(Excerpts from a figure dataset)
★ ★ ★ ★ ★ ★ ★

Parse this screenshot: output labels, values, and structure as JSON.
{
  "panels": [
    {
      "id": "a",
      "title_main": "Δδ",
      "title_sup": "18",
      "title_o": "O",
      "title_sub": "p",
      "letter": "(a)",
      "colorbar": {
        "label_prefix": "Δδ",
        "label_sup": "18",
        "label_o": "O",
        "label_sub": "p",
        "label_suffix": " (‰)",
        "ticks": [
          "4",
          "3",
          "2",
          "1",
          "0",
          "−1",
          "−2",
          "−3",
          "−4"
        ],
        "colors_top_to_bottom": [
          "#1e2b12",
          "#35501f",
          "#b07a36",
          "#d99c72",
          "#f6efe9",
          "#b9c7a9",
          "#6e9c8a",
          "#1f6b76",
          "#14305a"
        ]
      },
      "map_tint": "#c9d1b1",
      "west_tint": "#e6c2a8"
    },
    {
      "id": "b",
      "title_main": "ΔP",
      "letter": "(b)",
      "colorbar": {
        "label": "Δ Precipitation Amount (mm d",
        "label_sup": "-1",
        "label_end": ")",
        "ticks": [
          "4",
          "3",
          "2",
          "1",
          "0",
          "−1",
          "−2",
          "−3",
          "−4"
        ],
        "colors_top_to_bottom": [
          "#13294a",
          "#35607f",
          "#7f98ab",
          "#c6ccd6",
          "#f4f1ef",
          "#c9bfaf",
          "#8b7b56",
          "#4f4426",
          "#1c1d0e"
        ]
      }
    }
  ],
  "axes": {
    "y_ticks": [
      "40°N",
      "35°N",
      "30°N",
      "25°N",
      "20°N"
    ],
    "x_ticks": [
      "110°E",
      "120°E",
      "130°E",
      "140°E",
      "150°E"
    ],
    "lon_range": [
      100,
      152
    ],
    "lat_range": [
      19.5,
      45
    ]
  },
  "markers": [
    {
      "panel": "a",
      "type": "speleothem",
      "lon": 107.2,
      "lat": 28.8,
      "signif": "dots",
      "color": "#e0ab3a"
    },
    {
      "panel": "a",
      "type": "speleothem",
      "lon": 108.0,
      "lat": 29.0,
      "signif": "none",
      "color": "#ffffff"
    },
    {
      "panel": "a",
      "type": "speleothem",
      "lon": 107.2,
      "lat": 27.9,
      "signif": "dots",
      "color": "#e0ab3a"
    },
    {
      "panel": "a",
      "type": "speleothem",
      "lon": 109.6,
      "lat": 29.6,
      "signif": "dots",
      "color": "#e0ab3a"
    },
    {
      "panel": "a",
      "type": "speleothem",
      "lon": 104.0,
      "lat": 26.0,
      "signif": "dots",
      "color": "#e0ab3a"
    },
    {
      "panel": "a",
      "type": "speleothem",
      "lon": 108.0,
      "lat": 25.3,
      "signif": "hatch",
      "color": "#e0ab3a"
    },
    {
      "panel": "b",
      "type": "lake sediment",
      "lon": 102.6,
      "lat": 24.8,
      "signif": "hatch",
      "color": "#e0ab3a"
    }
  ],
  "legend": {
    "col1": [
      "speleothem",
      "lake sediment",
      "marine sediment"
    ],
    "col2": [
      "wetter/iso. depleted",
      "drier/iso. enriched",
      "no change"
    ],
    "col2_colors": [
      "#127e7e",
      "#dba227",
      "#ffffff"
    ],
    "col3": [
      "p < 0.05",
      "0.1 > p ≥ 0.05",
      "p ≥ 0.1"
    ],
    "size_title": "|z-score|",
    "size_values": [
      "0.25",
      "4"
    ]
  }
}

★ ★ ★ ★ ★ ★ ★

• [Problem statement]:
Tally how many lines of the records hold the word "sediment". Answer with the number only.

• [Solution to this problem]:
3